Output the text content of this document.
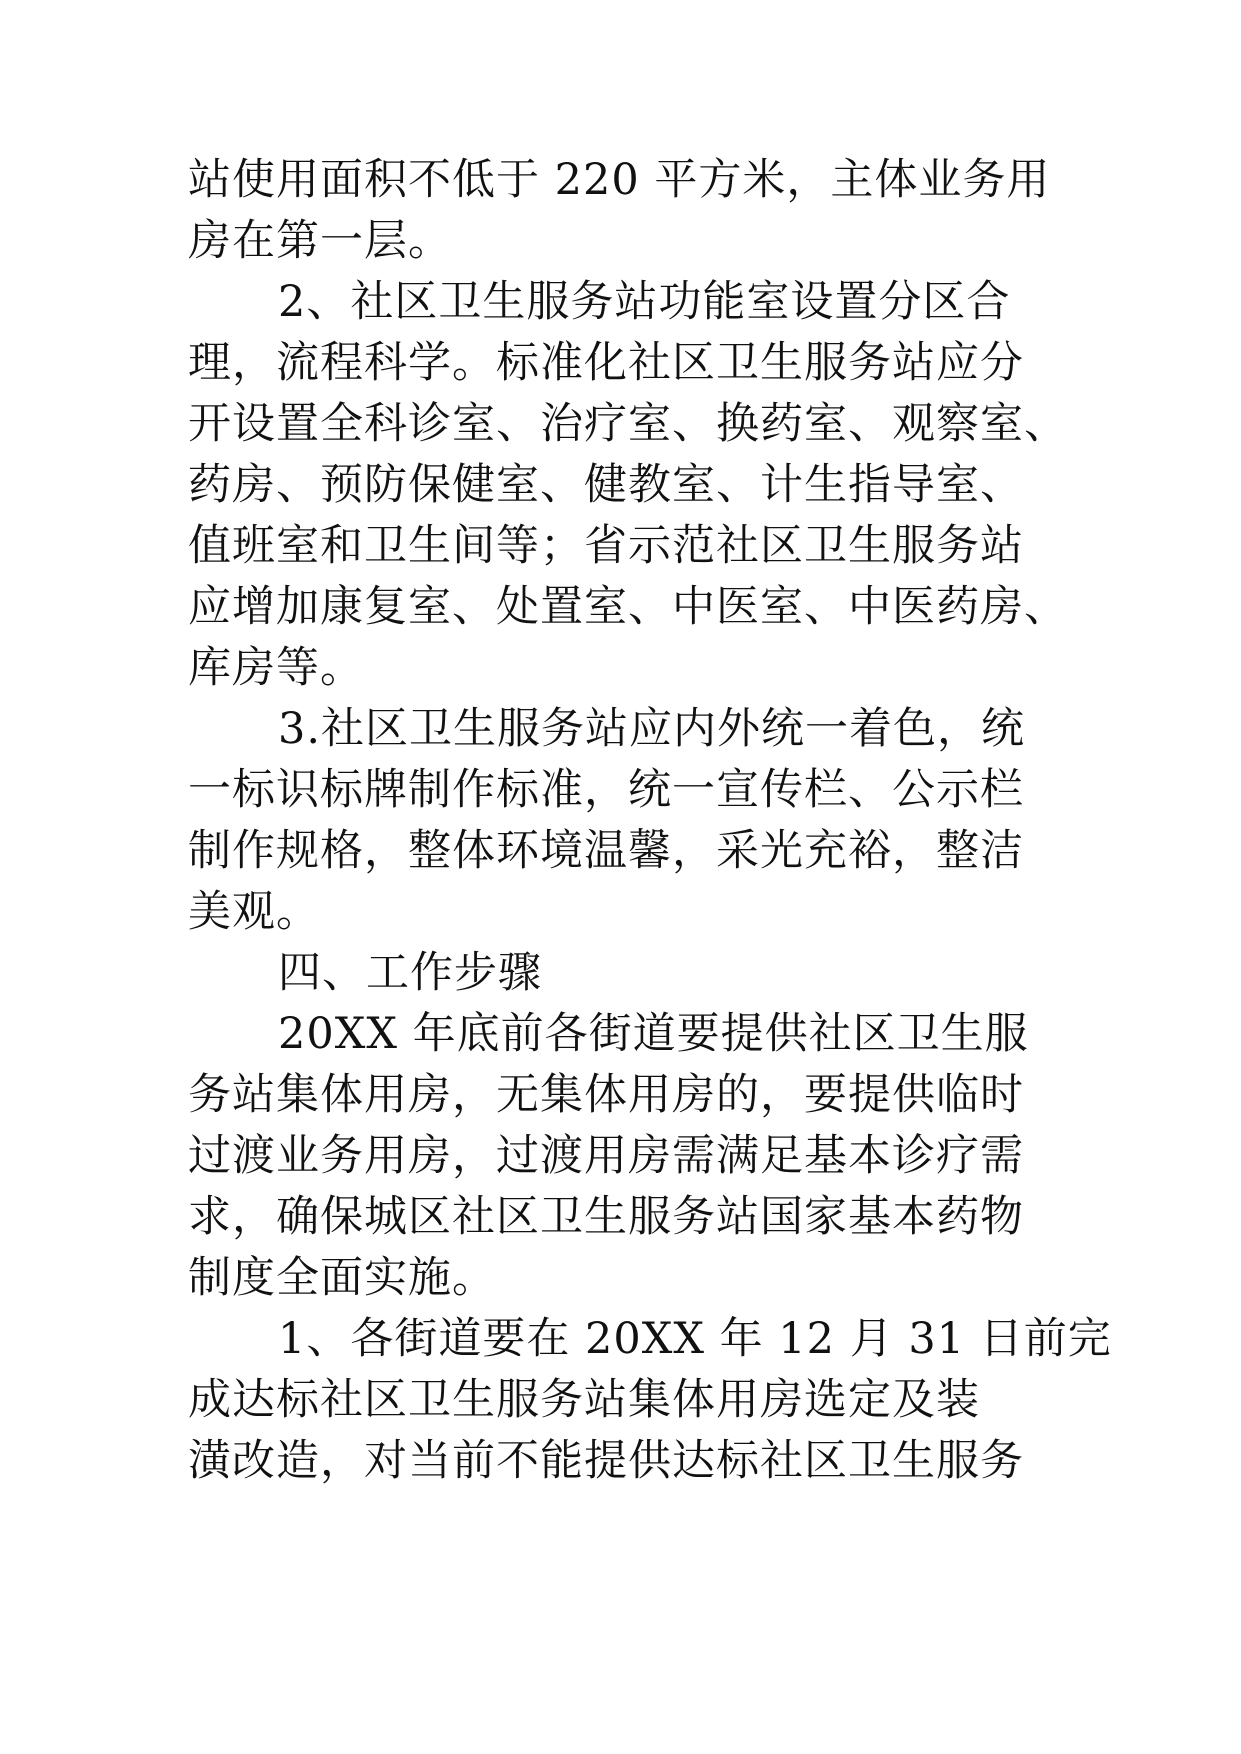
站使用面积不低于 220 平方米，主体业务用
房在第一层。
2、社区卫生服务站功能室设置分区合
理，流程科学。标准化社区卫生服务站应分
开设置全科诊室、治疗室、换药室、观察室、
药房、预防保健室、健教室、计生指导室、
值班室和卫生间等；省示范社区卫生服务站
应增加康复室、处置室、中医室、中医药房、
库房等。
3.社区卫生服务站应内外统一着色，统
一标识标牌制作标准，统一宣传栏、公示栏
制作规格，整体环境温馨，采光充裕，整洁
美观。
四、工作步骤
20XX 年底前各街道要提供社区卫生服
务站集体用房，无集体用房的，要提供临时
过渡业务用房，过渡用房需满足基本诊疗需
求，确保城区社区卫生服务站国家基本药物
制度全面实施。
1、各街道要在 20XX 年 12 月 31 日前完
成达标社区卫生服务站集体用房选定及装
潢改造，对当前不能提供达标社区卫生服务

- [What you are asked to do]
Write out the material above again, word for word, minus its pictures.

- [Output for this exercise]
Output the text content of this document.
站使用面积不低于 220 平方米，主体业务用
房在第一层。
2、社区卫生服务站功能室设置分区合
理，流程科学。标准化社区卫生服务站应分
开设置全科诊室、治疗室、换药室、观察室、
药房、预防保健室、健教室、计生指导室、
值班室和卫生间等；省示范社区卫生服务站
应增加康复室、处置室、中医室、中医药房、
库房等。
3.社区卫生服务站应内外统一着色，统
一标识标牌制作标准，统一宣传栏、公示栏
制作规格，整体环境温馨，采光充裕，整洁
美观。
四、工作步骤
20XX 年底前各街道要提供社区卫生服
务站集体用房，无集体用房的，要提供临时
过渡业务用房，过渡用房需满足基本诊疗需
求，确保城区社区卫生服务站国家基本药物
制度全面实施。
1、各街道要在 20XX 年 12 月 31 日前完
成达标社区卫生服务站集体用房选定及装
潢改造，对当前不能提供达标社区卫生服务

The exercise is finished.